[BEGIN SUPPLIED MATERIAL]

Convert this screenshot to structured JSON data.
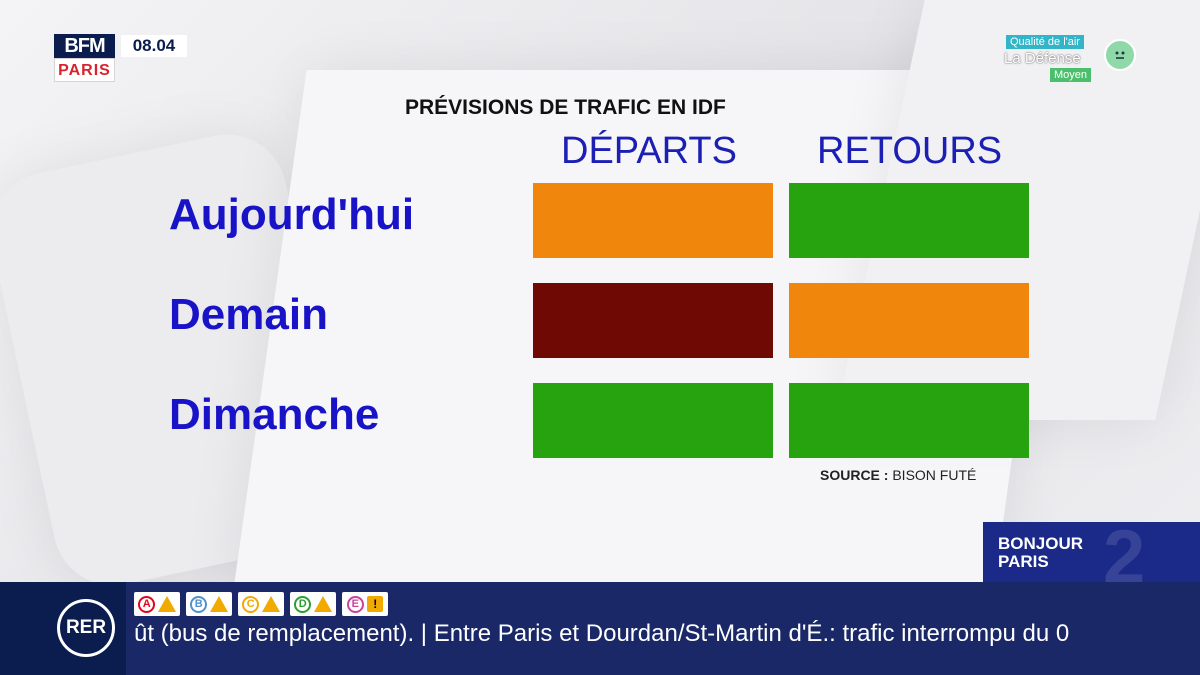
{
  "branding": {
    "logo_top": "BFM",
    "logo_bottom": "PARIS",
    "time": "08.04"
  },
  "air_quality": {
    "title": "Qualité de l'air",
    "location": "La Défense",
    "level": "Moyen",
    "face_icon": "neutral-face-icon"
  },
  "forecast": {
    "title": "PRÉVISIONS DE TRAFIC EN IDF",
    "columns": [
      "DÉPARTS",
      "RETOURS"
    ],
    "rows": [
      {
        "label": "Aujourd'hui",
        "departs": "orange",
        "retours": "vert"
      },
      {
        "label": "Demain",
        "departs": "rouge",
        "retours": "orange"
      },
      {
        "label": "Dimanche",
        "departs": "vert",
        "retours": "vert"
      }
    ],
    "colors": {
      "vert": "#26a30f",
      "orange": "#f0860c",
      "rouge": "#6e0a03"
    },
    "source_label": "SOURCE :",
    "source_value": "BISON FUTÉ"
  },
  "show": {
    "line1": "BONJOUR",
    "line2": "PARIS",
    "watermark": "2"
  },
  "ticker": {
    "network": "RER",
    "lines": [
      {
        "letter": "A",
        "color": "#e3051c",
        "status": "warning-icon"
      },
      {
        "letter": "B",
        "color": "#5291ce",
        "status": "warning-icon"
      },
      {
        "letter": "C",
        "color": "#f2a900",
        "status": "warning-icon"
      },
      {
        "letter": "D",
        "color": "#2aa12e",
        "status": "warning-icon"
      },
      {
        "letter": "E",
        "color": "#c9439b",
        "status": "alert-icon"
      }
    ],
    "alert_symbol": "!",
    "text": "ût (bus de remplacement). | Entre Paris et Dourdan/St-Martin d'É.: trafic interrompu du 0"
  }
}
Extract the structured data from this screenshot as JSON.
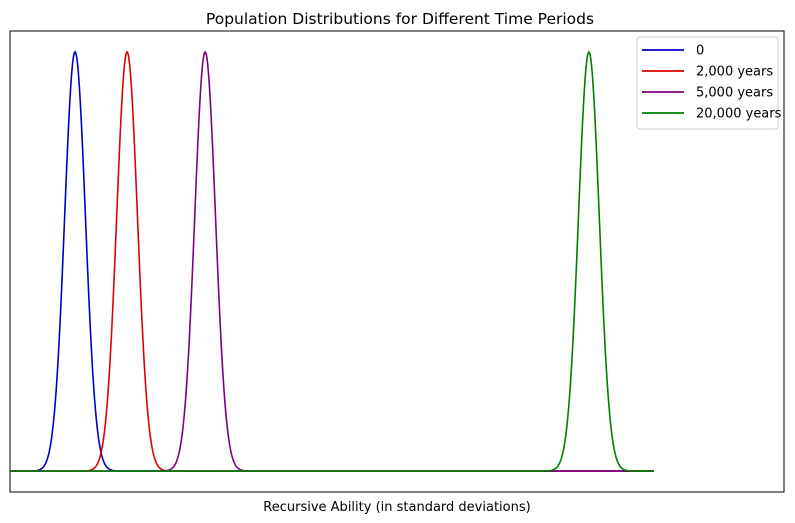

[END SUPPLIED MATERIAL]

Pictures are not part of the copy; reproduce everything else in the records exactly.

→ FULL SOLUTION
Convert this screenshot to structured JSON data.
{
  "branding": {
    "logo_top": "BFM",
    "logo_bottom": "PARIS",
    "time": "08.04"
  },
  "air_quality": {
    "title": "Qualité de l'air",
    "location": "La Défense",
    "level": "Moyen",
    "face_icon": "neutral-face-icon"
  },
  "forecast": {
    "title": "PRÉVISIONS DE TRAFIC EN IDF",
    "columns": [
      "DÉPARTS",
      "RETOURS"
    ],
    "rows": [
      {
        "label": "Aujourd'hui",
        "departs": "orange",
        "retours": "vert"
      },
      {
        "label": "Demain",
        "departs": "rouge",
        "retours": "orange"
      },
      {
        "label": "Dimanche",
        "departs": "vert",
        "retours": "vert"
      }
    ],
    "colors": {
      "vert": "#26a30f",
      "orange": "#f0860c",
      "rouge": "#6e0a03"
    },
    "source_label": "SOURCE :",
    "source_value": "BISON FUTÉ"
  },
  "show": {
    "line1": "BONJOUR",
    "line2": "PARIS",
    "watermark": "2"
  },
  "ticker": {
    "network": "RER",
    "lines": [
      {
        "letter": "A",
        "color": "#e3051c",
        "status": "warning-icon"
      },
      {
        "letter": "B",
        "color": "#5291ce",
        "status": "warning-icon"
      },
      {
        "letter": "C",
        "color": "#f2a900",
        "status": "warning-icon"
      },
      {
        "letter": "D",
        "color": "#2aa12e",
        "status": "warning-icon"
      },
      {
        "letter": "E",
        "color": "#c9439b",
        "status": "alert-icon"
      }
    ],
    "alert_symbol": "!",
    "text": "ût (bus de remplacement). | Entre Paris et Dourdan/St-Martin d'É.: trafic interrompu du 0"
  }
}
Extract the structured data from this screenshot as JSON.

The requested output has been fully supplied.